Exercise goal
Repeat all entries exactly.

Data section
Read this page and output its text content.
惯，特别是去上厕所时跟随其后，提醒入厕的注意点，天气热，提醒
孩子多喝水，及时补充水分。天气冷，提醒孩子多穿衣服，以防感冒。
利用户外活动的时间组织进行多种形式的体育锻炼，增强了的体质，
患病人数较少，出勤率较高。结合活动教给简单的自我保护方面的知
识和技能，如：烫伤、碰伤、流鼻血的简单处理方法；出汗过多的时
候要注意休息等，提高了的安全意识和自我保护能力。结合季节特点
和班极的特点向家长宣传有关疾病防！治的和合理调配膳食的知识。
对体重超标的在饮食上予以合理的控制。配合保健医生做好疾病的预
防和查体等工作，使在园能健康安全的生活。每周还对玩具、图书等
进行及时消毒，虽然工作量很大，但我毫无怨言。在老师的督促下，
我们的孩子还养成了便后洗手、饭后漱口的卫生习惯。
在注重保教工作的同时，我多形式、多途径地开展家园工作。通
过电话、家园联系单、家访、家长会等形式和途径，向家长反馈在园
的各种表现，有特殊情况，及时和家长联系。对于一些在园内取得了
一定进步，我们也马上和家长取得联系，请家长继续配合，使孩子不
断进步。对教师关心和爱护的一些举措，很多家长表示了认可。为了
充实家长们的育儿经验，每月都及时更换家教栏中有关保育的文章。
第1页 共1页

Task result
Read this page and output its text content.
惯，特别是去上厕所时跟随其后，提醒入厕的注意点，天气热，提醒
孩子多喝水，及时补充水分。天气冷，提醒孩子多穿衣服，以防感冒。
利用户外活动的时间组织进行多种形式的体育锻炼，增强了的体质，
患病人数较少，出勤率较高。结合活动教给简单的自我保护方面的知
识和技能，如：烫伤、碰伤、流鼻血的简单处理方法；出汗过多的时
候要注意休息等，提高了的安全意识和自我保护能力。结合季节特点
和班极的特点向家长宣传有关疾病防！治的和合理调配膳食的知识。
对体重超标的在饮食上予以合理的控制。配合保健医生做好疾病的预
防和查体等工作，使在园能健康安全的生活。每周还对玩具、图书等
进行及时消毒，虽然工作量很大，但我毫无怨言。在老师的督促下，
我们的孩子还养成了便后洗手、饭后漱口的卫生习惯。
在注重保教工作的同时，我多形式、多途径地开展家园工作。通
过电话、家园联系单、家访、家长会等形式和途径，向家长反馈在园
的各种表现，有特殊情况，及时和家长联系。对于一些在园内取得了
一定进步，我们也马上和家长取得联系，请家长继续配合，使孩子不
断进步。对教师关心和爱护的一些举措，很多家长表示了认可。为了
充实家长们的育儿经验，每月都及时更换家教栏中有关保育的文章。
第1页 共1页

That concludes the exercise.